Problem 1: Reproduce the book review word for word from "You see, whenever" up to and including "book’s 300-plus pages.".
Problem 2: Write what comes next in the book review, starting right after its last sentence.

Exercise text:
How does one begin appreciating something that’s so profoundly beautiful?
You see, whenever I finish reading a great book, I have this usual loss for words. Because the experience was so moving and magical, I sense this obligation to tell the world about the book. Yet I know that my words would never completely convey the book’s essence.
This loss for the right words was what I had for Will Schwalbe’s memoir, The End of Your Life Book Club. I rarely read nonfiction yet I found myself racing through the book’s 300-plus pages.
In this memoir, Will Schwalbe chronicles the months when his mother, Mary Anne, was diagnosed with stage 4 pancreatic cancer until her death less than 2 years later. Mary Anne was an extraordinary presence in Will’s life. Born in the 30’s, she was an active player in women’s movements towards empowerment. She went on to serve in universities and humanitarian missions where she particularly championed the cause of refugees. At the core of her extraordinary life were her faith, her ability to connect with people, and her deep love of books.
Looking for something valuable to do while going through with the chemo sessions, Will and Mary Anne began their two-member book club. The book they read and share became the centerpieces of conversations. The characters, events, and passages from the book they’ve just finished became anchors as they reflect on every person’s purpose for his community and for himself. They didn’t know how much time they’ve got. While the medicines had been remarkable in slowing down the disease, Mary Anne endured longer than most cancer patients because of her courage and will to continue making a difference. No disease could slow her down in building her library for Afghanistan among other advocacies, large and small.

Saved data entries

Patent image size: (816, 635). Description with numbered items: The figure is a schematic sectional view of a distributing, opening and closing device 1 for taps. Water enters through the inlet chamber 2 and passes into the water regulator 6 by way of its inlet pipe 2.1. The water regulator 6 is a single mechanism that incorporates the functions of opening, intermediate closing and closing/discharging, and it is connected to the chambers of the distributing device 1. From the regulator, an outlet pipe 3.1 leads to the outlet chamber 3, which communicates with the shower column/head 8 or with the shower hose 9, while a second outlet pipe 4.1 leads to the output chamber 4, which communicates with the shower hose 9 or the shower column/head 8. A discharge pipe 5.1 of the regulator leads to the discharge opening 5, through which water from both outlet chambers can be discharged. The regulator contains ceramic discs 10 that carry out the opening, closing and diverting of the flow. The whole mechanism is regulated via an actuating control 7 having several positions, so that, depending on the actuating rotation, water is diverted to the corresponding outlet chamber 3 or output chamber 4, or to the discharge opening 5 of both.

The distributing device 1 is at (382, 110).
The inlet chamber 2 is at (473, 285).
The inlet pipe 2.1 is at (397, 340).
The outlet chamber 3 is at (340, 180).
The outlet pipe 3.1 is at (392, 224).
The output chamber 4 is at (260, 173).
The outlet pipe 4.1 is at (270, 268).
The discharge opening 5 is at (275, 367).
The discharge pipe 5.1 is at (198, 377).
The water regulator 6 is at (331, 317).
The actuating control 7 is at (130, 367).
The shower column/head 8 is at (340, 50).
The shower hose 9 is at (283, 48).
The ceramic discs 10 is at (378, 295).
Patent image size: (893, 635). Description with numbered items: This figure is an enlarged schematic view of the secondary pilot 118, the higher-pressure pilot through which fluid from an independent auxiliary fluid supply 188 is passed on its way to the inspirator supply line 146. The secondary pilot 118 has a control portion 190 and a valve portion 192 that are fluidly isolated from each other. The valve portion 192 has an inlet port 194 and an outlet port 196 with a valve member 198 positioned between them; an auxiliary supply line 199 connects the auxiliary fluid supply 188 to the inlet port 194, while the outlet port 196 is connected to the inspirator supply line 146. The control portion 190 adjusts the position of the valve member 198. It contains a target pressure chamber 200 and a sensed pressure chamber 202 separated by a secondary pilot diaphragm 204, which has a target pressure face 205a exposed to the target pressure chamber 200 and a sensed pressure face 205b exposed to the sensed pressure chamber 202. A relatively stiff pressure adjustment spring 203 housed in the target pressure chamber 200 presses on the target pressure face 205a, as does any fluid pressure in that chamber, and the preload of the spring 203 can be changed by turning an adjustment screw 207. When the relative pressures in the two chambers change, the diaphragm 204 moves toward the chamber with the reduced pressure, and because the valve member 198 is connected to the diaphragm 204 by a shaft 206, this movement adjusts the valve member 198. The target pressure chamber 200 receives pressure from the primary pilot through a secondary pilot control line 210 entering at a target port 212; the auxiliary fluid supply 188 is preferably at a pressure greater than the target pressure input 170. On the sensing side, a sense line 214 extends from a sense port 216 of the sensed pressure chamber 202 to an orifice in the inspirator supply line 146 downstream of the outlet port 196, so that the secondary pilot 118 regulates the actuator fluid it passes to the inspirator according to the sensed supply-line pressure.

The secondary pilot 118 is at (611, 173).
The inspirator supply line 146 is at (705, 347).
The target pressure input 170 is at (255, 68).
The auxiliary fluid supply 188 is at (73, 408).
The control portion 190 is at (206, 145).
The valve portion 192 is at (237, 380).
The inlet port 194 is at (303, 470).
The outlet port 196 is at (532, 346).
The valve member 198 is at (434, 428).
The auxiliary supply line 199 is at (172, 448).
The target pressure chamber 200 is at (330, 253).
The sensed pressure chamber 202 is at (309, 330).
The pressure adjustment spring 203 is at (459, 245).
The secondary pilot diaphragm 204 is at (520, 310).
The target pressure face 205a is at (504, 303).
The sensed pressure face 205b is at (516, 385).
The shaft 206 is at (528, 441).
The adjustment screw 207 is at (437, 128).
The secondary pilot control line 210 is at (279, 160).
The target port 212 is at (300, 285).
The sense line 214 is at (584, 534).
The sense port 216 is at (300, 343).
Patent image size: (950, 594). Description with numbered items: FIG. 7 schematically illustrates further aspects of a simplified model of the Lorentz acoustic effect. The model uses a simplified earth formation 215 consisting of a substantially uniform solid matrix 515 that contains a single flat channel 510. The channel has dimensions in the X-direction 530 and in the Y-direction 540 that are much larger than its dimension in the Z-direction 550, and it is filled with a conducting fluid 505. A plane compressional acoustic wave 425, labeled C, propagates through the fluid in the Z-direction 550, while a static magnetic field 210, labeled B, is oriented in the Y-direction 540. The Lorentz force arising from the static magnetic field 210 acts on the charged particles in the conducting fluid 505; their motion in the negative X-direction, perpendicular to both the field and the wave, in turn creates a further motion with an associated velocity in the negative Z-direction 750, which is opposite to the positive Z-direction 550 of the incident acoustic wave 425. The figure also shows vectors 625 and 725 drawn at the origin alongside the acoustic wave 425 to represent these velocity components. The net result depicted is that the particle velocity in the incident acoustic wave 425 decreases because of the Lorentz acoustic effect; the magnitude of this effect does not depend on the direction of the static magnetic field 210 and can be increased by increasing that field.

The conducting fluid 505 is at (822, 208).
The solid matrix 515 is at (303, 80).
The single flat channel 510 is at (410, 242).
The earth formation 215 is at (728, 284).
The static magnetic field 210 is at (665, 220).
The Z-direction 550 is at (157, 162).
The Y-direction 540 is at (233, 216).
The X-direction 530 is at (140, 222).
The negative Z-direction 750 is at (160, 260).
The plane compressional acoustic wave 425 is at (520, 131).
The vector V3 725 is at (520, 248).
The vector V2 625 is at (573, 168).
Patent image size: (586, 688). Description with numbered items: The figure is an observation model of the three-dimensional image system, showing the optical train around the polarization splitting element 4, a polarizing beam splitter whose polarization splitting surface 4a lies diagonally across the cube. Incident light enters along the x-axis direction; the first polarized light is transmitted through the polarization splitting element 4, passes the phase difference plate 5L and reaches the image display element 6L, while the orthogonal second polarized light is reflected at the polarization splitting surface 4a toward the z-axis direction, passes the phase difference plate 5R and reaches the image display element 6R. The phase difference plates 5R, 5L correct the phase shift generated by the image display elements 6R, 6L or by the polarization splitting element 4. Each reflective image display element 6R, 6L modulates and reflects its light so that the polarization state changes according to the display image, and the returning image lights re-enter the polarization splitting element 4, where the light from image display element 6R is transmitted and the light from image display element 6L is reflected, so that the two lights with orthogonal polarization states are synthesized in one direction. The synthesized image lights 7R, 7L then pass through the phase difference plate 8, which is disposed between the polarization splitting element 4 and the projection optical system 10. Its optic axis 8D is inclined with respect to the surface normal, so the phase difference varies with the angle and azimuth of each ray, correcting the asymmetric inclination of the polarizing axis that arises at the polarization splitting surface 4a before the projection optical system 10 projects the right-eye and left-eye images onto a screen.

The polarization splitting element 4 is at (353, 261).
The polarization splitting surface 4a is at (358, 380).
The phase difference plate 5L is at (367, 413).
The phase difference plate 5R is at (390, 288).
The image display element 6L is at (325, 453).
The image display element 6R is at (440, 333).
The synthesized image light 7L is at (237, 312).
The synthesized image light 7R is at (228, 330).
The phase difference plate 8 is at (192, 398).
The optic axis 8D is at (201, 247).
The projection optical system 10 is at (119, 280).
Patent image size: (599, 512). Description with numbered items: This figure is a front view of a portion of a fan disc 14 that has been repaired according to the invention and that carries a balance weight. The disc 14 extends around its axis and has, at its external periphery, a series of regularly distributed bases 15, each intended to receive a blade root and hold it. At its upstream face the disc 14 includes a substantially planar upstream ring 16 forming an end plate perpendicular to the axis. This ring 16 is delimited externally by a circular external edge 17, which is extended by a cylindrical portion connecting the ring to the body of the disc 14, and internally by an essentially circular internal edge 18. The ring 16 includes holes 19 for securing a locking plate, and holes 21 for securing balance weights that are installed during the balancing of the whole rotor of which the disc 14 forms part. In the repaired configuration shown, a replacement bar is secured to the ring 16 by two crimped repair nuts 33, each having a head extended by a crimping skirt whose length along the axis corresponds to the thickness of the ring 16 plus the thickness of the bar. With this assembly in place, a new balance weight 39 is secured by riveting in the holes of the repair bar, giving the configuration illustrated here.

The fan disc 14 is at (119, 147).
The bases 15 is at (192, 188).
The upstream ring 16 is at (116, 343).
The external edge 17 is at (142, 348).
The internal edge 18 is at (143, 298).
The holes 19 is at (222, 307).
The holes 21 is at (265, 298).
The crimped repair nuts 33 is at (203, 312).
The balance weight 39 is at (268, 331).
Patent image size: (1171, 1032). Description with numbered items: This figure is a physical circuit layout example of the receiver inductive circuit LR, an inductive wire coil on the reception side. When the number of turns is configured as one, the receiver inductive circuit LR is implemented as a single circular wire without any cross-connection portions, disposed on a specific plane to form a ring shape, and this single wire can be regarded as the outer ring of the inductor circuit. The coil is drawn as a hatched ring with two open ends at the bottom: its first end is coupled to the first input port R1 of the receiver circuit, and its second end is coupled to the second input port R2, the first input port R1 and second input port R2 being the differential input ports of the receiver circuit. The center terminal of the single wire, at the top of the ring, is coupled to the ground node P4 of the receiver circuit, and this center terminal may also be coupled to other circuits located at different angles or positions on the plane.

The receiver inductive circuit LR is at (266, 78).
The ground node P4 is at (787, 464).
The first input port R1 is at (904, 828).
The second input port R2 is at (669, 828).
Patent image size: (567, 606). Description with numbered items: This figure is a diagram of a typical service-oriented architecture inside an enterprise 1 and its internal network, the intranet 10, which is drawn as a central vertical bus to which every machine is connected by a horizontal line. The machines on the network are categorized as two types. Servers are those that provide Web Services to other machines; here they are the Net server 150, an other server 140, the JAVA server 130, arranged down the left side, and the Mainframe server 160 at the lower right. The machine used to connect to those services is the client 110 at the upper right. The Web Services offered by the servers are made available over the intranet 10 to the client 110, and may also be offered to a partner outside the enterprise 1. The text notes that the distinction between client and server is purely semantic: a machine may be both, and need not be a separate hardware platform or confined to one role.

Task response 1:
You see, whenever I finish reading a great book, I have this usual loss for words. Because the experience was so moving and magical, I sense this obligation to tell the world about the book. Yet I know that my words would never completely convey the book’s essence.
This loss for the right words was what I had for Will Schwalbe’s memoir, The End of Your Life Book Club. I rarely read nonfiction yet I found myself racing through the book’s 300-plus pages.

Task response 2:
The End of Your Life Book Club gives a good list of books across genres to discover and re-discover. These are testaments to the enduring power of books to expand our horizon, teach us kindness, and affirm our purpose in this life. One of the books quoted in this memoir is Marilynne Robinson’s Gilead. Mary Anne quotes that each time when you encounter another person, when you have dealings with anyone at all, you must think: What is the Lord asking of me in this moment, in this situation?
Beyond the books, this memoir is also about a son’s relationship with his mother. Admittedly, the last hundred pages made me long for the presence of my mother who is miles away in Cebu. The memoir has a lonely quality to it, which all the more made me more grateful to my mother and to life so far. There is so much love between Will and Mary Anne, an emotion that grows more familiar and unbreakable to me.
There are books that I go back to at different stages of life. This is going to be one of those books. As I don’t have all the words to show my appreciation for this splendid piece of literature, perhaps I can encourage you, my friends, to read this, own this, and share this. There is so much beauty in this memoir.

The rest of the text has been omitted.